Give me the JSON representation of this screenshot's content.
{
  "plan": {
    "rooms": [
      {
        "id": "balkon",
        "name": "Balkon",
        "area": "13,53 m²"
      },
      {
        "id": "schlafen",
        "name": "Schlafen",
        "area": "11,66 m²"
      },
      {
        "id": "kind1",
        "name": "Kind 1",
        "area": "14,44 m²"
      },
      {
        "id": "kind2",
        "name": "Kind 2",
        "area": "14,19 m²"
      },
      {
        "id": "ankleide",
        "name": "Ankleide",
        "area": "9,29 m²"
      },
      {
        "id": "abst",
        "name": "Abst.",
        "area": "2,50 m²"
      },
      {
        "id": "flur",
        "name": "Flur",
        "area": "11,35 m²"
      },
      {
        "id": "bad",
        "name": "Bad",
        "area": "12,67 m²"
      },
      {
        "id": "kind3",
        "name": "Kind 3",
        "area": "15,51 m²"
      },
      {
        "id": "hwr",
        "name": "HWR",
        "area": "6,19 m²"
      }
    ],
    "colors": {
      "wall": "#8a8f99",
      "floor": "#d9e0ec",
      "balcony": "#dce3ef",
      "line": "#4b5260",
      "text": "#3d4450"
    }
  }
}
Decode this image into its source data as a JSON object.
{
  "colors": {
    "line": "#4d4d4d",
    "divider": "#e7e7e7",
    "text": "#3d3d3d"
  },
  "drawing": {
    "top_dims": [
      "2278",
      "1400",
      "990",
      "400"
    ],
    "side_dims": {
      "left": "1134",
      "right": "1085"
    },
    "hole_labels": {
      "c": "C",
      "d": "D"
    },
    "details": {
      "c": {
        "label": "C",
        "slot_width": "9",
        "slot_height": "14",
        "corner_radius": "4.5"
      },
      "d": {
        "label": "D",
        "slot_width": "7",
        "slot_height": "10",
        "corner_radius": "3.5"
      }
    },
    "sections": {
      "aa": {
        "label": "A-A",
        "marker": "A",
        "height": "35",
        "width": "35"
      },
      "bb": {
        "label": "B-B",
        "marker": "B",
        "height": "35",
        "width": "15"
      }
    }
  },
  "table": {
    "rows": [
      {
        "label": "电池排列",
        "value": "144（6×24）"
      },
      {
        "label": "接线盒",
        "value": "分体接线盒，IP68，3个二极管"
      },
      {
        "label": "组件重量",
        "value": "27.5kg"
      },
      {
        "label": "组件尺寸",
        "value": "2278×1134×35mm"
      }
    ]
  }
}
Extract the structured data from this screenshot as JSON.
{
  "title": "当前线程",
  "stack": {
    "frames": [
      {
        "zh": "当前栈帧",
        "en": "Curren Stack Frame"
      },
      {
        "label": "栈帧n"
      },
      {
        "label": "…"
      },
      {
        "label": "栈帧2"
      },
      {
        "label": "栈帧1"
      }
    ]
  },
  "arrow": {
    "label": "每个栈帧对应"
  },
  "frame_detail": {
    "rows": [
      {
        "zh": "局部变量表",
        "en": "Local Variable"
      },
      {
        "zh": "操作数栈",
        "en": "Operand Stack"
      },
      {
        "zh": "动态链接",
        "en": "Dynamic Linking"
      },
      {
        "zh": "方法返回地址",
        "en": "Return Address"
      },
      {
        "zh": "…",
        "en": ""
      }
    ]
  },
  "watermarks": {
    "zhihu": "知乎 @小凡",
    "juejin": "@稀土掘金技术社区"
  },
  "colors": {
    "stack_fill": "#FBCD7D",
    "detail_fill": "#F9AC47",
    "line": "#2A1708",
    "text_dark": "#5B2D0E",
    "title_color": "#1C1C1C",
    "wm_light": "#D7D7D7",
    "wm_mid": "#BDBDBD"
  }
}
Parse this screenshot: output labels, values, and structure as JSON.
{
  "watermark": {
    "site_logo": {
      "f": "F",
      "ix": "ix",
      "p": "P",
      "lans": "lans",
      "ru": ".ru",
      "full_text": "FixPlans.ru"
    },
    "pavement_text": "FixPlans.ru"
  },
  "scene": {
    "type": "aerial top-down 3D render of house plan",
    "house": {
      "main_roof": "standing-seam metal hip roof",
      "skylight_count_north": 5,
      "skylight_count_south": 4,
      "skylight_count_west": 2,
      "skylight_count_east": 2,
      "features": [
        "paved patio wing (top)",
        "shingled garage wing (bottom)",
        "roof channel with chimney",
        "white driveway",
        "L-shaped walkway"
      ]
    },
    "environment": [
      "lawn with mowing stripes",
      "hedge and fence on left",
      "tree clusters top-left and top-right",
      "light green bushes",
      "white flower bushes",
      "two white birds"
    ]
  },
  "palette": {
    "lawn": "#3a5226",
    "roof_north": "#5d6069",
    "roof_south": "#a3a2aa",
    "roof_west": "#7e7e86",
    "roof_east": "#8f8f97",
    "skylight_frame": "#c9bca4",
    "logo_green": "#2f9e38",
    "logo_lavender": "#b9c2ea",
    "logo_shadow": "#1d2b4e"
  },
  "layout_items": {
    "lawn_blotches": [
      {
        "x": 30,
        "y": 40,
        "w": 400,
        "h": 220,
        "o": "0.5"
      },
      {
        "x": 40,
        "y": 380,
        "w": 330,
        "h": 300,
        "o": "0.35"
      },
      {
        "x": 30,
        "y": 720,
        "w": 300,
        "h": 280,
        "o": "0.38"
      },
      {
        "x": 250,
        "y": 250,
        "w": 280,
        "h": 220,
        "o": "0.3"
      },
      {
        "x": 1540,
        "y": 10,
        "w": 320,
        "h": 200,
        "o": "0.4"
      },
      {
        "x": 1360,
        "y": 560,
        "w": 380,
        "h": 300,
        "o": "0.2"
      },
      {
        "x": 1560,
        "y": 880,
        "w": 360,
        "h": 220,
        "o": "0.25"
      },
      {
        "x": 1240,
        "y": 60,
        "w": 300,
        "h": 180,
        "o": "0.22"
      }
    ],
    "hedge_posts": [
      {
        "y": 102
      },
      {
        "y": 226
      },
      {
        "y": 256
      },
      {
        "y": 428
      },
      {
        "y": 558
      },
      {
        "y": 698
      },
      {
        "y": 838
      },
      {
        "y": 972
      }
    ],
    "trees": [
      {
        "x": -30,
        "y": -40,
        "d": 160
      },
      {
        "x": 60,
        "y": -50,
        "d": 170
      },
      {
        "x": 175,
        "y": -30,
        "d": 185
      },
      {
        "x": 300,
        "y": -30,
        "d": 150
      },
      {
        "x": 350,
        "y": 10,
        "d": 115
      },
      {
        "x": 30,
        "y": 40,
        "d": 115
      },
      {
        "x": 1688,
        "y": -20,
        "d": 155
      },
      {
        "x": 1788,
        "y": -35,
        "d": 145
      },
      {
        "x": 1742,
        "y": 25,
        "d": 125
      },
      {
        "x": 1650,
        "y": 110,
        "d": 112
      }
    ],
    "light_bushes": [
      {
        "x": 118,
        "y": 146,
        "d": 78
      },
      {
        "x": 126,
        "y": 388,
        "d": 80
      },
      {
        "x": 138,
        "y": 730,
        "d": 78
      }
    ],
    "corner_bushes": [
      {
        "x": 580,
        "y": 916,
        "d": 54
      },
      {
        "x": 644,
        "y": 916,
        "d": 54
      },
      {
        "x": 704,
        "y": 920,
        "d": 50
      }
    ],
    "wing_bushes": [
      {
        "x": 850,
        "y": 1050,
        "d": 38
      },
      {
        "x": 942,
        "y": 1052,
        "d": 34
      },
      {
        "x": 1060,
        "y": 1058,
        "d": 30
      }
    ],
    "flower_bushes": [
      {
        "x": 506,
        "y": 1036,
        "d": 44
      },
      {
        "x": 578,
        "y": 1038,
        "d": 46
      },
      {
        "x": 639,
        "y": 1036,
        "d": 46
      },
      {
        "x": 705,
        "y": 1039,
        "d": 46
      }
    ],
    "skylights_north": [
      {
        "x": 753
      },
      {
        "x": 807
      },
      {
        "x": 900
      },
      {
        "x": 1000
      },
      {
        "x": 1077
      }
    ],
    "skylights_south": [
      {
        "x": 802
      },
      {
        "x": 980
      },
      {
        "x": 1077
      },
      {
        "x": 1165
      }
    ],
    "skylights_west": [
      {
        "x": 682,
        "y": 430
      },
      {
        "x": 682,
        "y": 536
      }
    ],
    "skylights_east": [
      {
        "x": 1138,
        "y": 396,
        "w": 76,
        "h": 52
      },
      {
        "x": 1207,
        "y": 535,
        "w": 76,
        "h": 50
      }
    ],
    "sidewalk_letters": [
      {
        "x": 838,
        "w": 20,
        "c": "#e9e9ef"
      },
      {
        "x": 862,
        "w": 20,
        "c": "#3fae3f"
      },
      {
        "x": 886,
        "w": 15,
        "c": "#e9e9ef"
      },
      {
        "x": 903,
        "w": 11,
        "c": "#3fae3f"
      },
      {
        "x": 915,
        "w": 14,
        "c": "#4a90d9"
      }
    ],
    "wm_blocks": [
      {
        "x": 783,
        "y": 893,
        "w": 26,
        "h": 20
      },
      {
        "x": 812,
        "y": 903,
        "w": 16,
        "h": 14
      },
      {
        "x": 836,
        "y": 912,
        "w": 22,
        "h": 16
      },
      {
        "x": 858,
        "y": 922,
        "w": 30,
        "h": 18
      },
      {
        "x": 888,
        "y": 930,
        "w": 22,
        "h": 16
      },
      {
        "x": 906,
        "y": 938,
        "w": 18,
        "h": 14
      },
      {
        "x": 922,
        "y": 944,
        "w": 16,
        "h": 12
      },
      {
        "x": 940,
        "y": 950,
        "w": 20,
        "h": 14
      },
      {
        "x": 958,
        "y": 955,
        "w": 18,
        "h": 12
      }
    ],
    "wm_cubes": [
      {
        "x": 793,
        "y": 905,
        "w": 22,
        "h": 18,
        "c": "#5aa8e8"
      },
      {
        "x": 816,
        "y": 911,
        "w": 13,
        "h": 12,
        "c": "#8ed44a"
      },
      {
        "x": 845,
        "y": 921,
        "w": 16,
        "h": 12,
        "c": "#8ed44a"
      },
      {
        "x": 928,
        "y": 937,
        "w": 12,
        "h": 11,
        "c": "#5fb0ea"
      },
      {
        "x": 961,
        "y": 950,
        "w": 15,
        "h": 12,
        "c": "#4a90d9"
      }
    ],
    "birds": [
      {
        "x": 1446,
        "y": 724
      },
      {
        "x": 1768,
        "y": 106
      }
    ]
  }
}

+ + + + +

Exercise: Reproduce every line from the entries that holds the word "JSON".

Response:
Give me the JSON representation of this screenshot's content.
Decode this image into its source data as a JSON object.
Extract the structured data from this screenshot as JSON.
Parse this screenshot: output labels, values, and structure as JSON.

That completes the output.